------ RECORDS SUPPLIED

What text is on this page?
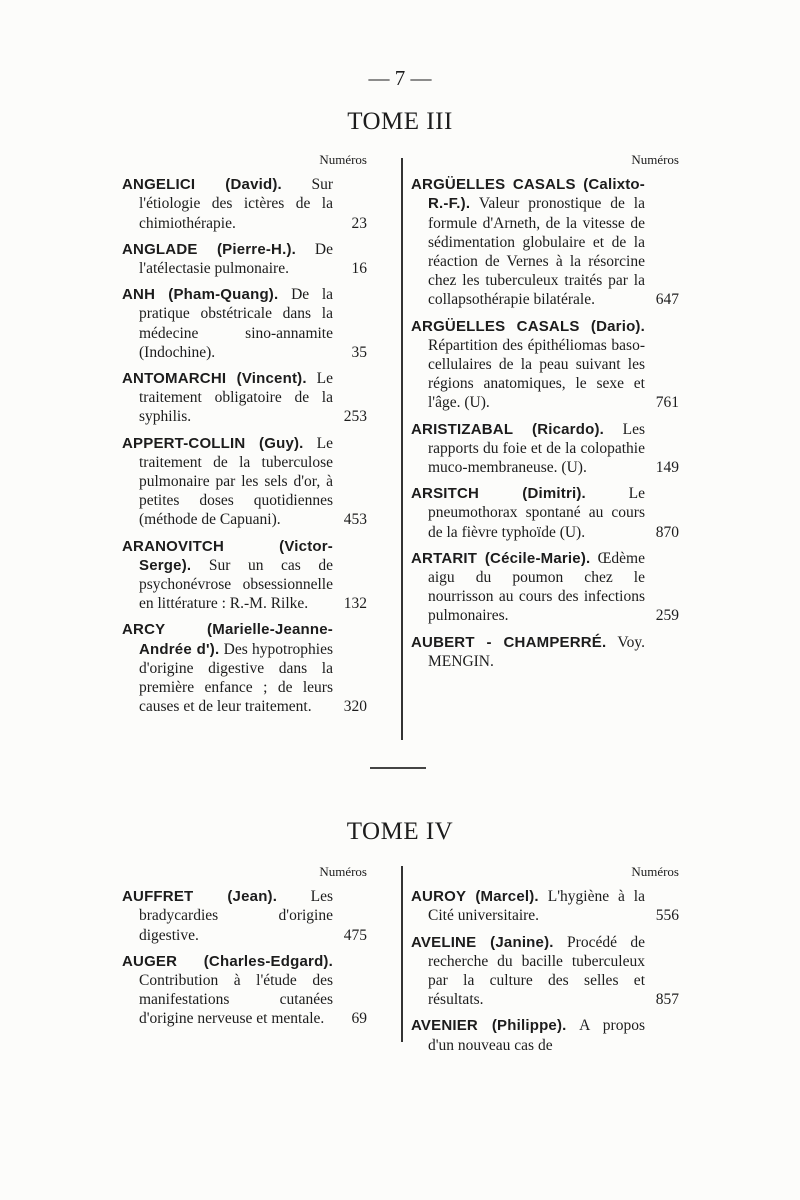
— 7 —
TOME III
Numéros
ANGELICI (David). Sur l'étiologie des ictères de la chimiothérapie.	23
ANGLADE (Pierre-H.). De l'atélectasie pulmonaire.	16
ANH (Pham-Quang). De la pratique obstétricale dans la médecine sino-annamite (Indochine).	35
ANTOMARCHI (Vincent). Le traitement obligatoire de la syphilis.	253
APPERT-COLLIN (Guy). Le traitement de la tuberculose pulmonaire par les sels d'or, à petites doses quotidiennes (méthode de Capuani).	453
ARANOVITCH (Victor-Serge). Sur un cas de psychonévrose obsessionnelle en littérature : R.-M. Rilke.	132
ARCY (Marielle-Jeanne-Andrée d'). Des hypotrophies d'origine digestive dans la première enfance ; de leurs causes et de leur traitement.	320
Numéros
ARGÜELLES CASALS (Calixto-R.-F.). Valeur pronostique de la formule d'Arneth, de la vitesse de sédimentation globulaire et de la réaction de Vernes à la résorcine chez les tuberculeux traités par la collapsothérapie bilatérale.	647
ARGÜELLES CASALS (Dario). Répartition des épithéliomas baso-cellulaires de la peau suivant les régions anatomiques, le sexe et l'âge. (U).	761
ARISTIZABAL (Ricardo). Les rapports du foie et de la colopathie muco-membraneuse. (U).	149
ARSITCH (Dimitri).	Le pneumothorax spontané au cours de la fièvre typhoïde (U).	870
ARTARIT (Cécile-Marie). Œdème aigu du poumon chez le nourrisson au cours des infections pulmonaires.	259
AUBERT - CHAMPERRÉ. Voy. MENGIN.
TOME IV
Numéros
AUFFRET (Jean). Les bradycardies d'origine digestive.	475
AUGER (Charles-Edgard). Contribution à l'étude des manifestations cutanées d'origine nerveuse et mentale.	69
Numéros
AUROY (Marcel). L'hygiène à la Cité universitaire.	556
AVELINE (Janine). Procédé de recherche du bacille tuberculeux par la culture des selles et résultats.	857
AVENIER (Philippe). A propos d'un nouveau cas de
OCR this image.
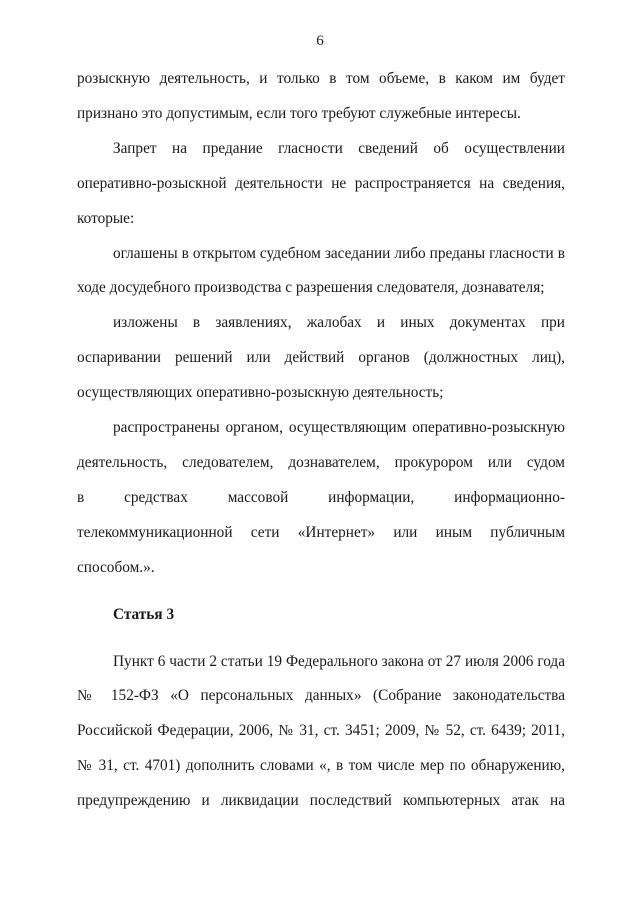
6

розыскную деятельность, и только в том объеме, в каком им будет
признано это допустимым, если того требуют служебные интересы.

Запрет на предание гласности сведений об осуществлении
оперативно-розыскной деятельности не распространяется на сведения,
которые:

оглашены в открытом судебном заседании либо преданы гласности в
ходе досудебного производства с разрешения следователя, дознавателя;

изложены в заявлениях, жалобах и иных документах при
оспаривании решений или действий органов (должностных лиц),
осуществляющих оперативно-розыскную деятельность;

распространены органом, осуществляющим оперативно-розыскную
деятельность, следователем, дознавателем, прокурором или судом
в средствах массовой информации, информационно-
телекоммуникационной сети «Интернет» или иным публичным
способом.».

Статья 3

Пункт 6 части 2 статьи 19 Федерального закона от 27 июля 2006 года
№ 152-ФЗ «О персональных данных» (Собрание законодательства
Российской Федерации, 2006, № 31, ст. 3451; 2009, № 52, ст. 6439; 2011,
№ 31, ст. 4701) дополнить словами «, в том числе мер по обнаружению,
предупреждению и ликвидации последствий компьютерных атак на
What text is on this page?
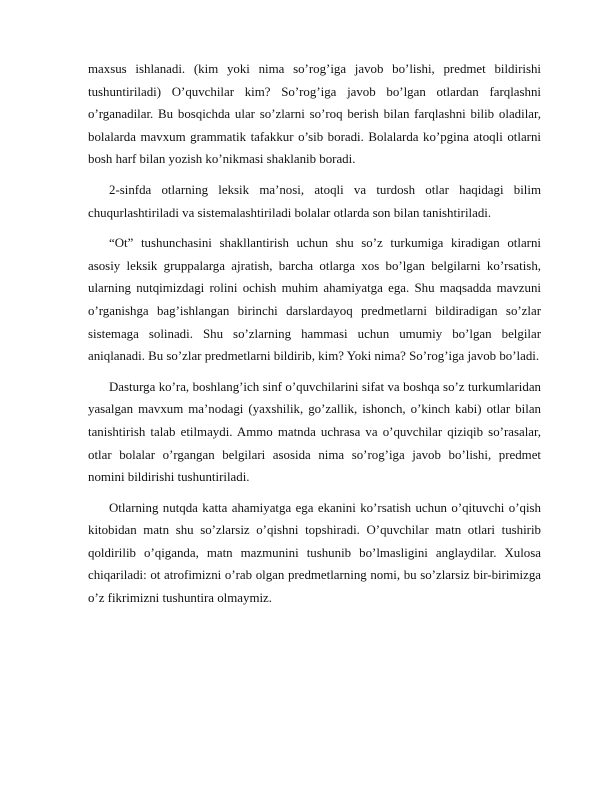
maxsus ishlanadi. (kim yoki nima so’rog’iga javob bo’lishi, predmet bildirishi tushuntiriladi) O’quvchilar kim? So’rog’iga javob bo’lgan otlardan farqlashni o’rganadilar. Bu bosqichda ular so’zlarni so’roq berish bilan farqlashni bilib oladilar, bolalarda mavxum grammatik tafakkur o’sib boradi. Bolalarda ko’pgina atoqli otlarni bosh harf bilan yozish ko’nikmasi shaklanib boradi.

2-sinfda otlarning leksik ma’nosi, atoqli va turdosh otlar haqidagi bilim chuqurlashtiriladi va sistemalashtiriladi bolalar otlarda son bilan tanishtiriladi.

“Ot” tushunchasini shakllantirish uchun shu so’z turkumiga kiradigan otlarni asosiy leksik gruppalarga ajratish, barcha otlarga xos bo’lgan belgilarni ko’rsatish, ularning nutqimizdagi rolini ochish muhim ahamiyatga ega. Shu maqsadda mavzuni o’rganishga bag’ishlangan birinchi darslardayoq predmetlarni bildiradigan so’zlar sistemaga solinadi. Shu so’zlarning hammasi uchun umumiy bo’lgan belgilar aniqlanadi. Bu so’zlar predmetlarni bildirib, kim? Yoki nima? So’rog’iga javob bo’ladi.

Dasturga ko’ra, boshlang’ich sinf o’quvchilarini sifat va boshqa so’z turkumlaridan yasalgan mavxum ma’nodagi (yaxshilik, go’zallik, ishonch, o’kinch kabi) otlar bilan tanishtirish talab etilmaydi. Ammo matnda uchrasa va o’quvchilar qiziqib so’rasalar, otlar bolalar o’rgangan belgilari asosida nima so’rog’iga javob bo’lishi, predmet nomini bildirishi tushuntiriladi.

Otlarning nutqda katta ahamiyatga ega ekanini ko’rsatish uchun o’qituvchi o’qish kitobidan matn shu so’zlarsiz o’qishni topshiradi. O’quvchilar matn otlari tushirib qoldirilib o’qiganda, matn mazmunini tushunib bo’lmasligini anglaydilar. Xulosa chiqariladi: ot atrofimizni o’rab olgan predmetlarning nomi, bu so’zlarsiz bir-birimizga o’z fikrimizni tushuntira olmaymiz.
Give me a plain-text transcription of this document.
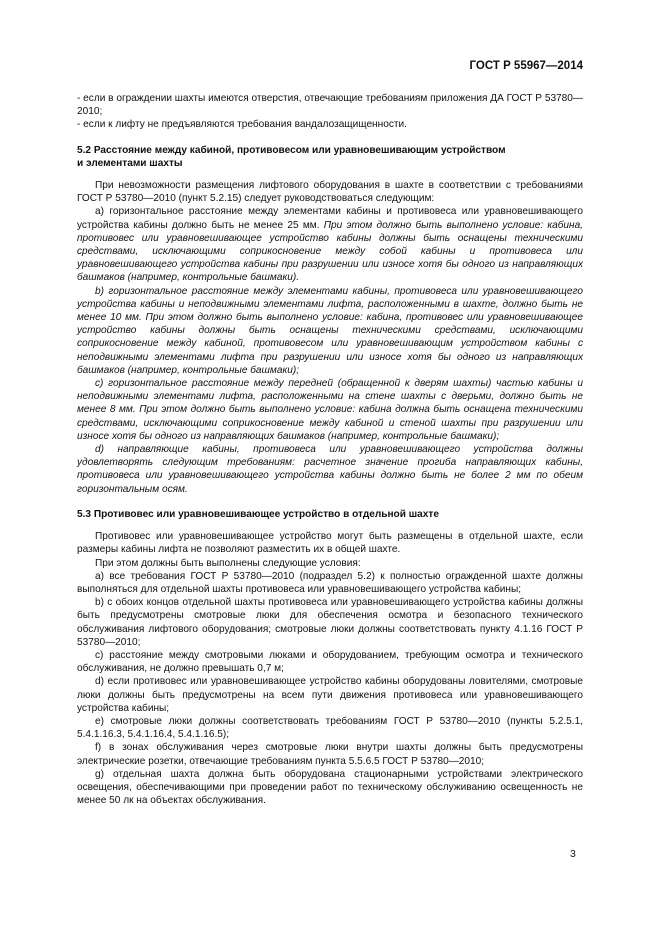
ГОСТ Р 55967—2014

- если в ограждении шахты имеются отверстия, отвечающие требованиям приложения ДА ГОСТ Р 53780—2010;

- если к лифту не предъявляются требования вандалозащищенности.

5.2 Расстояние между кабиной, противовесом или уравновешивающим устройством

и элементами шахты

При невозможности размещения лифтового оборудования в шахте в соответствии с требованиями ГОСТ Р 53780—2010 (пункт 5.2.15) следует руководствоваться следующим:

а) горизонтальное расстояние между элементами кабины и противовеса или уравновешивающего устройства кабины должно быть не менее 25 мм. При этом должно быть выполнено условие: кабина, противовес или уравновешивающее устройство кабины должны быть оснащены техническими средствами, исключающими соприкосновение между собой кабины и противовеса или уравновешивающего устройства кабины при разрушении или износе хотя бы одного из направляющих башмаков (например, контрольные башмаки).

b) горизонтальное расстояние между элементами кабины, противовеса или уравновешивающего устройства кабины и неподвижными элементами лифта, расположенными в шахте, должно быть не менее 10 мм. При этом должно быть выполнено условие: кабина, противовес или уравновешивающее устройство кабины должны быть оснащены техническими средствами, исключающими соприкосновение между кабиной, противовесом или уравновешивающим устройством кабины с неподвижными элементами лифта при разрушении или износе хотя бы одного из направляющих башмаков (например, контрольные башмаки);

с) горизонтальное расстояние между передней (обращенной к дверям шахты) частью кабины и неподвижными элементами лифта, расположенными на стене шахты с дверьми, должно быть не менее 8 мм. При этом должно быть выполнено условие: кабина должна быть оснащена техническими средствами, исключающими соприкосновение между кабиной и стеной шахты при разрушении или износе хотя бы одного из направляющих башмаков (например, контрольные башмаки);

d) направляющие кабины, противовеса или уравновешивающего устройства должны удовлетворять следующим требованиям: расчетное значение прогиба направляющих кабины, противовеса или уравновешивающего устройства кабины должно быть не более 2 мм по обеим горизонтальным осям.

5.3 Противовес или уравновешивающее устройство в отдельной шахте

Противовес или уравновешивающее устройство могут быть размещены в отдельной шахте, если размеры кабины лифта не позволяют разместить их в общей шахте.

При этом должны быть выполнены следующие условия:

а) все требования ГОСТ Р 53780—2010 (подраздел 5.2) к полностью огражденной шахте должны выполняться для отдельной шахты противовеса или уравновешивающего устройства кабины;

b) с обоих концов отдельной шахты противовеса или уравновешивающего устройства кабины должны быть предусмотрены смотровые люки для обеспечения осмотра и безопасного технического обслуживания лифтового оборудования; смотровые люки должны соответствовать пункту 4.1.16 ГОСТ Р 53780—2010;

c) расстояние между смотровыми люками и оборудованием, требующим осмотра и технического обслуживания, не должно превышать 0,7 м;

d) если противовес или уравновешивающее устройство кабины оборудованы ловителями, смотровые люки должны быть предусмотрены на всем пути движения противовеса или уравновешивающего устройства кабины;

е) смотровые люки должны соответствовать требованиям ГОСТ Р 53780—2010 (пункты 5.2.5.1, 5.4.1.16.3, 5.4.1.16.4, 5.4.1.16.5);

f) в зонах обслуживания через смотровые люки внутри шахты должны быть предусмотрены электрические розетки, отвечающие требованиям пункта 5.5.6.5 ГОСТ Р 53780—2010;

g) отдельная шахта должна быть оборудована стационарными устройствами электрического освещения, обеспечивающими при проведении работ по техническому обслуживанию освещенность не менее 50 лк на объектах обслуживания.

3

------------

Looking at the data above, show all lines where the word "this" occurs.

What text is on this page?
OCR this image.
What text is on this page?
Give me a plain-text transcription of this document.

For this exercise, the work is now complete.